**Document text:**
^^^^^^^^

# Thickness of rubber flooring??



## mph

Hi, looks like I'll be moving house soon and have agreed with the mrs i can have he full garage for a gym not just half, so I'm in the process of spending plenty of money and working down my list have come to flooring.

What sort of thickness of rubber should I be looking at? I see a lot of 12mm and 18mm (often referred to as heavy duty), and have even seen 300mm thickness.

i'll have all my gym equipment on it and will be doing all sorts of lifting including deads.

thanks


----------



## Blinkey

Why do you need a rubber floor in a garage?


----------



## Porkchop

The Vegetarian said:


> Why do you need a rubber floor in a garage?


So he can smack dem weights down like a badass!


----------



## Aztekk

Where's the best place to buy, looking for some myself.


----------



## a.notherguy

do you really mean 300mm? thats some thick flooring!


----------



## madmuscles

a.notherguy said:


> do you really mean 300mm? thats some thick flooring!


That'd be like a breeze block, you would'nt need weights just rearranging the floor would be a workout in itself!

^^^^^^^^

**Short problem 1:**
In the listing, retype the lines beginning with the line that contains "stack-row[interactable]: 00180391 00000000: [786, 896, 985, 916]" and ending with the line that contains "disasm-row[interactable]: 004186F8. 8BE5", including both of those lines.

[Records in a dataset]
^^^^^^^^

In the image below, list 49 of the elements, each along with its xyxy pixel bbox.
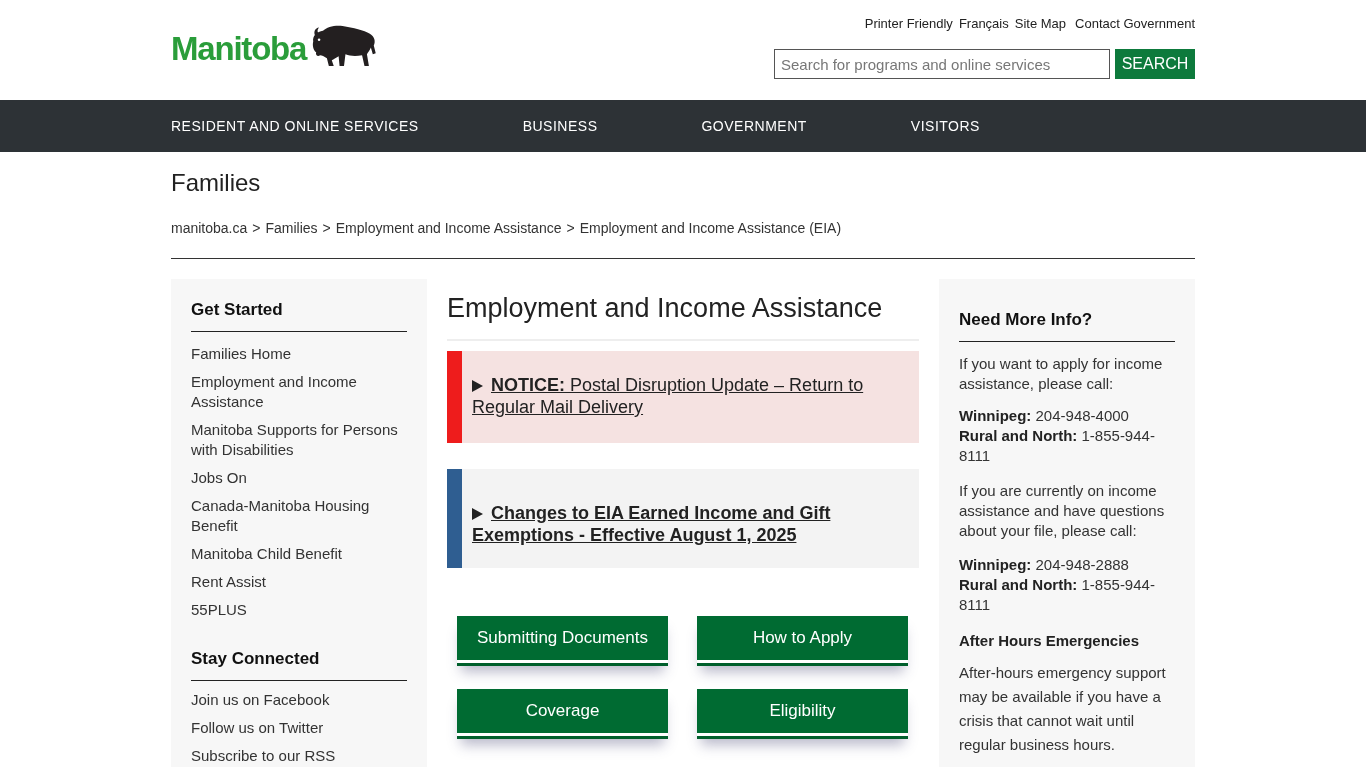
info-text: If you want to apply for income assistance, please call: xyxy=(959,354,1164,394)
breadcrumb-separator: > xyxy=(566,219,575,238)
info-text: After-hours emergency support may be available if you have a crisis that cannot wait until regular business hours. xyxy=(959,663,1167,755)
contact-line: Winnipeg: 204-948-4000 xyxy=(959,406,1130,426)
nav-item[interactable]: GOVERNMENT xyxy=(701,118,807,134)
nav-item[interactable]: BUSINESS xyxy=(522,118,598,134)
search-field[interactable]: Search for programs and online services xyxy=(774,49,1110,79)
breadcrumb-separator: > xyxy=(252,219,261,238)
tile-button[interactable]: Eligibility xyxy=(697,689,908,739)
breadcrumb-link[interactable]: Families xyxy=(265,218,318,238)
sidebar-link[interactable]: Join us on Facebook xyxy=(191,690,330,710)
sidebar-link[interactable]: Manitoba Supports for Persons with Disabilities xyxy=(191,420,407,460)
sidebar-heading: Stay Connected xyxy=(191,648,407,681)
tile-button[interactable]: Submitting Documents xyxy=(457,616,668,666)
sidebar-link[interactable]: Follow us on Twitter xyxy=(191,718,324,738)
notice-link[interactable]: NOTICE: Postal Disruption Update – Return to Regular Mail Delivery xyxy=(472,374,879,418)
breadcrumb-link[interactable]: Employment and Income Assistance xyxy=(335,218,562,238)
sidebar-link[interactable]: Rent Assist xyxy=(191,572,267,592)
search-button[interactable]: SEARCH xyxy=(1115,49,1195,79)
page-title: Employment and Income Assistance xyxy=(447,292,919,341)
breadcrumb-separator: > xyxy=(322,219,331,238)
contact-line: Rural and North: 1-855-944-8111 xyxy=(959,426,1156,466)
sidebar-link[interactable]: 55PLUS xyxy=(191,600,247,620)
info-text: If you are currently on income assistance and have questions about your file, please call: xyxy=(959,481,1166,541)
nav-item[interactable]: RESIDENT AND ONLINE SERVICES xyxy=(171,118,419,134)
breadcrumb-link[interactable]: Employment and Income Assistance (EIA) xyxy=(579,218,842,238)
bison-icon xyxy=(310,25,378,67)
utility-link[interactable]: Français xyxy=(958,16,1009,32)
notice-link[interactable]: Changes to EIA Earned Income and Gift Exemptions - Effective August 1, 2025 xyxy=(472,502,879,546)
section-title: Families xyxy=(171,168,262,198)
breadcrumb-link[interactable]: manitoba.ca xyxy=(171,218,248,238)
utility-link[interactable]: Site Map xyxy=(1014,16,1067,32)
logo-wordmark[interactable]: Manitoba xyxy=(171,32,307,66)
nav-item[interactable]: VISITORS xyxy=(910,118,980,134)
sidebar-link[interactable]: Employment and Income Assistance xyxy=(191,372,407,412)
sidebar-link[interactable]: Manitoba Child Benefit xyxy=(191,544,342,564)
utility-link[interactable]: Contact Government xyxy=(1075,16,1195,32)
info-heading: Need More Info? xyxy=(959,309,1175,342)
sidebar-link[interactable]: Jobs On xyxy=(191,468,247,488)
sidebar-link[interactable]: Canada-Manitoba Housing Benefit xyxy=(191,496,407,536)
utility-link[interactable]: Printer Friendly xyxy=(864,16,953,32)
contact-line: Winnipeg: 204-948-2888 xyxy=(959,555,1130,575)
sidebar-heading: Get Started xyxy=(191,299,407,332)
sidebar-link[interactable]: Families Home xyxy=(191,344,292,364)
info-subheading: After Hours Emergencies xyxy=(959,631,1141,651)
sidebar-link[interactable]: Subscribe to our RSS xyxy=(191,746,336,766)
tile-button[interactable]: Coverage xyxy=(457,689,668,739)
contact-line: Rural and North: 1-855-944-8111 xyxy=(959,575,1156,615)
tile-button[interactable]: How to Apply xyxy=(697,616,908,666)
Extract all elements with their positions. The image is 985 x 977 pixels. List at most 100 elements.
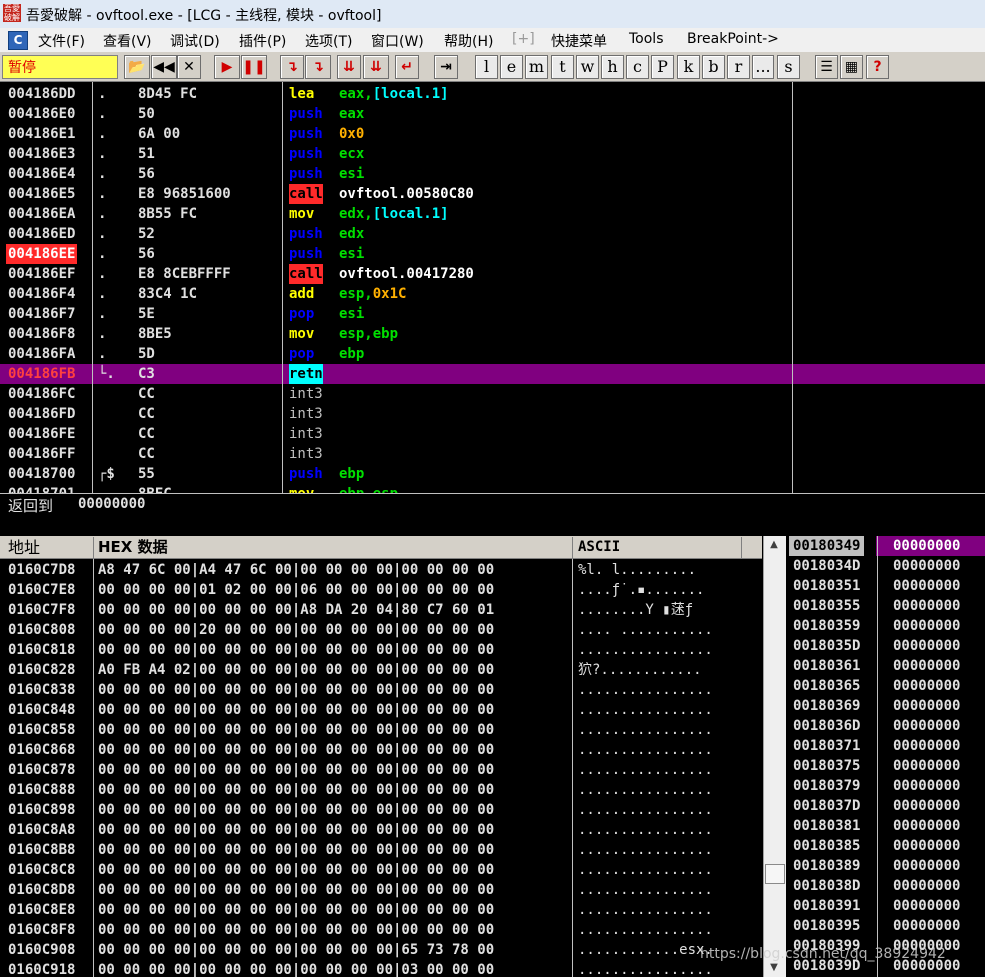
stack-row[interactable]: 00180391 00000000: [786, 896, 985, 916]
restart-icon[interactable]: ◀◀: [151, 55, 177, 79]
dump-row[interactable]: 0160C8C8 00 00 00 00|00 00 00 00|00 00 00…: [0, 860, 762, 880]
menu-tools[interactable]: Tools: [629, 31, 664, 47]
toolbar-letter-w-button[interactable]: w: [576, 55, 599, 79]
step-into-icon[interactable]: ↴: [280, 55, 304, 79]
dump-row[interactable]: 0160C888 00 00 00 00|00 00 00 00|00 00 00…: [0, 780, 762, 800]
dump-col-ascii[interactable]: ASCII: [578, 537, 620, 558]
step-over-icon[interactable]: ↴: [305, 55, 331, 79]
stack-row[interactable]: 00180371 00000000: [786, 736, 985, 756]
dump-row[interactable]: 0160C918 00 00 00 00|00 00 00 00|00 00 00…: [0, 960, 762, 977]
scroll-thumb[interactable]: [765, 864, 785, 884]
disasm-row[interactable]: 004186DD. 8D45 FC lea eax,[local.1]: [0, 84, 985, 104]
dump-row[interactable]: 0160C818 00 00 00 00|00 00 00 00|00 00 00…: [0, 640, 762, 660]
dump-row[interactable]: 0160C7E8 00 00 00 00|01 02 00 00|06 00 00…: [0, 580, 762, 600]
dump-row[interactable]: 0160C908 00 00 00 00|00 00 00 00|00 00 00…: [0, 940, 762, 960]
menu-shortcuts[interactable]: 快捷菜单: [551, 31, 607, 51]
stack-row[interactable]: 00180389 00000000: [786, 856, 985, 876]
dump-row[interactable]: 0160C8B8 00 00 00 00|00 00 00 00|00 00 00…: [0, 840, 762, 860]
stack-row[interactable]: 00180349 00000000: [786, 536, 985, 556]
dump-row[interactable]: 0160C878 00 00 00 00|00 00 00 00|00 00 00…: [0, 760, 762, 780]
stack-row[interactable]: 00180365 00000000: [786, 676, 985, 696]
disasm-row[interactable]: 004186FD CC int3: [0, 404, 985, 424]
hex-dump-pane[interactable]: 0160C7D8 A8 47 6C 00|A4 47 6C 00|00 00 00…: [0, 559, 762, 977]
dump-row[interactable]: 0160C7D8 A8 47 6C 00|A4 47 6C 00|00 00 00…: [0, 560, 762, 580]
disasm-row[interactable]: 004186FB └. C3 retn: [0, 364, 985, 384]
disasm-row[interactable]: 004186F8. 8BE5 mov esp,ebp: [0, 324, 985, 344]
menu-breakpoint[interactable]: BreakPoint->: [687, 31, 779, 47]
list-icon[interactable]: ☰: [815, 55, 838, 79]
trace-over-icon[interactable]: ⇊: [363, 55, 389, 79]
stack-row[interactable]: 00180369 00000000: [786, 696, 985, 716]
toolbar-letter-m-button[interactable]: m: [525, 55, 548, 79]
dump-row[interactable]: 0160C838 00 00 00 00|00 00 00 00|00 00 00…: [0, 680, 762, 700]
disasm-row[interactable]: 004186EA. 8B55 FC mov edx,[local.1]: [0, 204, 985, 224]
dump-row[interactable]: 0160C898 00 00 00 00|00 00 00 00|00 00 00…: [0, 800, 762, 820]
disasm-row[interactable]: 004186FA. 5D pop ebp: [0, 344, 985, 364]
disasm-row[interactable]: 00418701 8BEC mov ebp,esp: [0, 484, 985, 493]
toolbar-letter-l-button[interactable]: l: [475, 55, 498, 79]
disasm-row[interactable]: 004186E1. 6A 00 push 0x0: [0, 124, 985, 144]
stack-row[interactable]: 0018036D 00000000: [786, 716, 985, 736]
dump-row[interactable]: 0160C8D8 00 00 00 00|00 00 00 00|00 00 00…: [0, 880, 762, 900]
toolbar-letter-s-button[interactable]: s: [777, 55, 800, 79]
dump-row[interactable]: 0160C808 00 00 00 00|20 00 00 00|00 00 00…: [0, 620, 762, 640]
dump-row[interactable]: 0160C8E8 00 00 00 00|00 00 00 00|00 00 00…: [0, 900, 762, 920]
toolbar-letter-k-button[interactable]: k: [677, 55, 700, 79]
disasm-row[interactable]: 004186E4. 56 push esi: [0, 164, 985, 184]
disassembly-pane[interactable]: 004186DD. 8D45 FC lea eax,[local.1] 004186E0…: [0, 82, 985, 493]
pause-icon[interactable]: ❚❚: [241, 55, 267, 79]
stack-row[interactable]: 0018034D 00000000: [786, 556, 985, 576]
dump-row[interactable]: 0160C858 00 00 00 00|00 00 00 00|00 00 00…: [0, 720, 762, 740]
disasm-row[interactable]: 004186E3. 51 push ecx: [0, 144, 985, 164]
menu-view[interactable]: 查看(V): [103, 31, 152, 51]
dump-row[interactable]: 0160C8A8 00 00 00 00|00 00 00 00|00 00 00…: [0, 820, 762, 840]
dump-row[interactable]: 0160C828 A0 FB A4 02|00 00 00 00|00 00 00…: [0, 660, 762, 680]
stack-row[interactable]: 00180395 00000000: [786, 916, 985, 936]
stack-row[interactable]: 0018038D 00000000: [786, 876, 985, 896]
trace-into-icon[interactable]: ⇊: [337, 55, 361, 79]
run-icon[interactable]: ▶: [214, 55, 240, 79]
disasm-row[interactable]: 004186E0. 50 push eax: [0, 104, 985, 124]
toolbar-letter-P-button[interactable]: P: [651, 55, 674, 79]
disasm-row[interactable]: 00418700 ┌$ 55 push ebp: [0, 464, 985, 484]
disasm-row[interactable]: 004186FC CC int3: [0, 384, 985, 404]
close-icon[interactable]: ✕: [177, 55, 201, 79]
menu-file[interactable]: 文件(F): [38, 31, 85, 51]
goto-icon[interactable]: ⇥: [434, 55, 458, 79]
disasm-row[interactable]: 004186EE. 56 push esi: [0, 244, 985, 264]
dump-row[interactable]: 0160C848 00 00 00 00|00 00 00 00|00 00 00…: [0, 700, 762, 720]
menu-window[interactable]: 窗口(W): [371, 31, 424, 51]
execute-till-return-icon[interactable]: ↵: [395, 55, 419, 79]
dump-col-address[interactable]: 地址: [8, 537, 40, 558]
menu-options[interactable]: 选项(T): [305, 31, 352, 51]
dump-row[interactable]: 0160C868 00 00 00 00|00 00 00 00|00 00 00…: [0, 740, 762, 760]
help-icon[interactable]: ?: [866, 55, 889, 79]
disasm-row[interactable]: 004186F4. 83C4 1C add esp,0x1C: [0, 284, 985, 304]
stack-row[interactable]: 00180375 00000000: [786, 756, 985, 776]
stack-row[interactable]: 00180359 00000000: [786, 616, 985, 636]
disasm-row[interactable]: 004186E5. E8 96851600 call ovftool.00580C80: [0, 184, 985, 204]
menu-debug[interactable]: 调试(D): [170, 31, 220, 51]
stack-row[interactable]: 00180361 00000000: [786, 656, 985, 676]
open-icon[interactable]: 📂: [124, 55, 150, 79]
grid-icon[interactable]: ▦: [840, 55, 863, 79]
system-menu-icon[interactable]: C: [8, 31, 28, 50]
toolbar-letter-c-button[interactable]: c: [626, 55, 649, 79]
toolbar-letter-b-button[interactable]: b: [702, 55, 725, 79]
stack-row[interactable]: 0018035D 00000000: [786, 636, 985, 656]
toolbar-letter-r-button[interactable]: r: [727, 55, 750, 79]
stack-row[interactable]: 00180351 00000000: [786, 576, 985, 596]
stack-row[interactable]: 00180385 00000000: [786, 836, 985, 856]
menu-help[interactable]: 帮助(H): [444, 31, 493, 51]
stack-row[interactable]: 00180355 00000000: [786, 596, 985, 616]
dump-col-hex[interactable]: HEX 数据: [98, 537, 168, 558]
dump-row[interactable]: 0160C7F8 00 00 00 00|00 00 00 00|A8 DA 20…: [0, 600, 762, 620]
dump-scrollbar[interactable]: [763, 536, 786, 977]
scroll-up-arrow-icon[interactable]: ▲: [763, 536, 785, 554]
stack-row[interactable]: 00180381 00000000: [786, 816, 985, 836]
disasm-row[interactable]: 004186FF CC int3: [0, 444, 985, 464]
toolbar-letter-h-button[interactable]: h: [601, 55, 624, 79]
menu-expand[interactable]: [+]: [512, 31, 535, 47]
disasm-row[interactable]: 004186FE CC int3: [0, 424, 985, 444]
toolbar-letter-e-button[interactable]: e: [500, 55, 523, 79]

^^^^^^^^

**Short problem 2:**
In the forum thread about rubber flooring thickness, which two thicknesses does the first poster say he sees a lot of?

**Correct response 1:**
stack-row[interactable]: 00180391 00000000: [786, 896, 985, 916]
restart-icon[interactable]: ◀◀: [151, 55, 177, 79]
dump-row[interactable]: 0160C8C8 00 00 00 00|00 00 00 00|00 00 00…: [0, 860, 762, 880]
menu-tools[interactable]: Tools: [629, 31, 664, 47]
toolbar-letter-w-button[interactable]: w: [576, 55, 599, 79]
step-into-icon[interactable]: ↴: [280, 55, 304, 79]
dump-row[interactable]: 0160C888 00 00 00 00|00 00 00 00|00 00 00…: [0, 780, 762, 800]
dump-col-ascii[interactable]: ASCII: [578, 537, 620, 558]
step-over-icon[interactable]: ↴: [305, 55, 331, 79]
stack-row[interactable]: 00180371 00000000: [786, 736, 985, 756]
dump-row[interactable]: 0160C918 00 00 00 00|00 00 00 00|00 00 00…: [0, 960, 762, 977]
scroll-thumb[interactable]: [765, 864, 785, 884]
disasm-row[interactable]: 004186DD. 8D45 FC lea eax,[local.1]: [0, 84, 985, 104]
dump-row[interactable]: 0160C818 00 00 00 00|00 00 00 00|00 00 00…: [0, 640, 762, 660]
dump-row[interactable]: 0160C7E8 00 00 00 00|01 02 00 00|06 00 00…: [0, 580, 762, 600]
dump-row[interactable]: 0160C908 00 00 00 00|00 00 00 00|00 00 00…: [0, 940, 762, 960]
menu-shortcuts[interactable]: 快捷菜单: [551, 31, 607, 51]
stack-row[interactable]: 00180389 00000000: [786, 856, 985, 876]
dump-row[interactable]: 0160C8B8 00 00 00 00|00 00 00 00|00 00 00…: [0, 840, 762, 860]
stack-row[interactable]: 00180349 00000000: [786, 536, 985, 556]
dump-row[interactable]: 0160C878 00 00 00 00|00 00 00 00|00 00 00…: [0, 760, 762, 780]
stack-row[interactable]: 00180365 00000000: [786, 676, 985, 696]
disasm-row[interactable]: 004186FD CC int3: [0, 404, 985, 424]
hex-dump-pane[interactable]: 0160C7D8 A8 47 6C 00|A4 47 6C 00|00 00 00…: [0, 559, 762, 977]
dump-row[interactable]: 0160C7D8 A8 47 6C 00|A4 47 6C 00|00 00 00…: [0, 560, 762, 580]
disasm-row[interactable]: 004186FB └. C3 retn: [0, 364, 985, 384]
disasm-row[interactable]: 004186F8. 8BE5 mov esp,ebp: [0, 324, 985, 344]

**Correct response 2:**
12mm and 18mm, often referred to as heavy duty.